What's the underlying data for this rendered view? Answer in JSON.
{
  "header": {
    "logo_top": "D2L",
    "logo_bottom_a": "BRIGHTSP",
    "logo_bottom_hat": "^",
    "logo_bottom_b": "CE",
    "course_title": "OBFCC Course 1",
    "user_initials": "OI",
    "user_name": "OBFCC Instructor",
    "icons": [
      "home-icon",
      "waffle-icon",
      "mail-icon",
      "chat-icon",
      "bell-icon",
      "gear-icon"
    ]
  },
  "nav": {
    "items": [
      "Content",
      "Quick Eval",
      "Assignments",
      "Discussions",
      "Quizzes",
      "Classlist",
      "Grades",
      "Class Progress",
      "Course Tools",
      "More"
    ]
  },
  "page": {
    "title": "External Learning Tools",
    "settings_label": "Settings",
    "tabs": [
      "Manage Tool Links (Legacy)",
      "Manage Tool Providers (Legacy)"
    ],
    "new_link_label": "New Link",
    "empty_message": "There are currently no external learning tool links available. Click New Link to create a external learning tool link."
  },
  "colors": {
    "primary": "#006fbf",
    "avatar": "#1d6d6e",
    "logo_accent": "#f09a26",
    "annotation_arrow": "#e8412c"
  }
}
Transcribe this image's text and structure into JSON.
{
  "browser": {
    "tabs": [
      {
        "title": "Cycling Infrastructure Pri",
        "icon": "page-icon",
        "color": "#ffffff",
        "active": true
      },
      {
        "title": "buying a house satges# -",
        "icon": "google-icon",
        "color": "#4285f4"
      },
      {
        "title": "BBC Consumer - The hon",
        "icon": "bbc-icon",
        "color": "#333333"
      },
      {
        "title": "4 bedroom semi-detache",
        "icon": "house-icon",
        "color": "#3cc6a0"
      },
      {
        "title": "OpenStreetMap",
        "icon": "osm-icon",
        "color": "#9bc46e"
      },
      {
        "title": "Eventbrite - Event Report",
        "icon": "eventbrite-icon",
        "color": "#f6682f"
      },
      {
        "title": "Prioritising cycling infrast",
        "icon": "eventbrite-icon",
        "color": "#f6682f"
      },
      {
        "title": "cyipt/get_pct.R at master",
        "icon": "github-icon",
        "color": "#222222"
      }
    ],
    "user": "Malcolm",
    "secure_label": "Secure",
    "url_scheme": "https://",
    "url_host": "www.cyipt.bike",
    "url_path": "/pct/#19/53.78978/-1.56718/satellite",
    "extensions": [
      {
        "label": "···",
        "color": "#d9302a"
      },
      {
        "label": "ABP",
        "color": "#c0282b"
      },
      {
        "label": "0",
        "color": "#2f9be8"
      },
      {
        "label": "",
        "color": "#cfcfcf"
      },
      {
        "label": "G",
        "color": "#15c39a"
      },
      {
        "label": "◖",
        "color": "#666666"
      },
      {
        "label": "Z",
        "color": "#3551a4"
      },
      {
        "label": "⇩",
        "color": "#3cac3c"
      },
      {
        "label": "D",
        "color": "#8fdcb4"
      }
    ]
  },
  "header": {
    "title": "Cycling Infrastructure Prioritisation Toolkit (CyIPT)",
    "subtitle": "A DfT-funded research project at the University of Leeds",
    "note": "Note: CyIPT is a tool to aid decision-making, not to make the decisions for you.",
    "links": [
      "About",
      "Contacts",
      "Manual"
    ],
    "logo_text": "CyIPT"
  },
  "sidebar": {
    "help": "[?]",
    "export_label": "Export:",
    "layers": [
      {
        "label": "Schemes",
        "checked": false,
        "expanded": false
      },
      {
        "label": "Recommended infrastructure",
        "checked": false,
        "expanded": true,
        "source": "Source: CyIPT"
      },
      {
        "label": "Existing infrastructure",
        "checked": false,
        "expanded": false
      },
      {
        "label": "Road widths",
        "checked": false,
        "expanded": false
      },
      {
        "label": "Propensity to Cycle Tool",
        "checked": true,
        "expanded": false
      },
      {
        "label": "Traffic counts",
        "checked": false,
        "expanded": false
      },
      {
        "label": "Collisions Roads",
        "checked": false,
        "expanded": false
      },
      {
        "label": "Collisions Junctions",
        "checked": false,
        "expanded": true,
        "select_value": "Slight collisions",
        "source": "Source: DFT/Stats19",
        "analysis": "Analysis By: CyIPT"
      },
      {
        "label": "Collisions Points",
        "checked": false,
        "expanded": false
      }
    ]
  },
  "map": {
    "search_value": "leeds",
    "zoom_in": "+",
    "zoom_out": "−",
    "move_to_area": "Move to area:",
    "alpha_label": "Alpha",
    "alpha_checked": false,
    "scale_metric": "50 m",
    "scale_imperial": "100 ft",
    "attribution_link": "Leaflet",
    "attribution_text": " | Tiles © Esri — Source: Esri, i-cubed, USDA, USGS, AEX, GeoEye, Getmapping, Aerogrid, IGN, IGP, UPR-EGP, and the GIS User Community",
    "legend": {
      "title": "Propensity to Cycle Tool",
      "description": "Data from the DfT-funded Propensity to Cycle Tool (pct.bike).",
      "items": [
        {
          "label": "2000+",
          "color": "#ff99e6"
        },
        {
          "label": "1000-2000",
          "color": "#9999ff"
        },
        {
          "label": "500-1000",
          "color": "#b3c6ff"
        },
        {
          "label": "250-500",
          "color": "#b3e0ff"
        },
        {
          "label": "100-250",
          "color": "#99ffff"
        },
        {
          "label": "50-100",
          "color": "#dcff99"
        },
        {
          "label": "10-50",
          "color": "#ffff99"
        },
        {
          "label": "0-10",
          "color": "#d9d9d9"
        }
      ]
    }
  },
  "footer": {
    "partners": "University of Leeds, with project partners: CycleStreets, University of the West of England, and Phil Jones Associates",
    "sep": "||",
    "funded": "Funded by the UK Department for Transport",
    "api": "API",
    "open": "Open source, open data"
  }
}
^^^^^^^^^^^^^^^^
From the records above, work out how many lines contain the string "Propensity". Give only the number.

#### Output of the task
3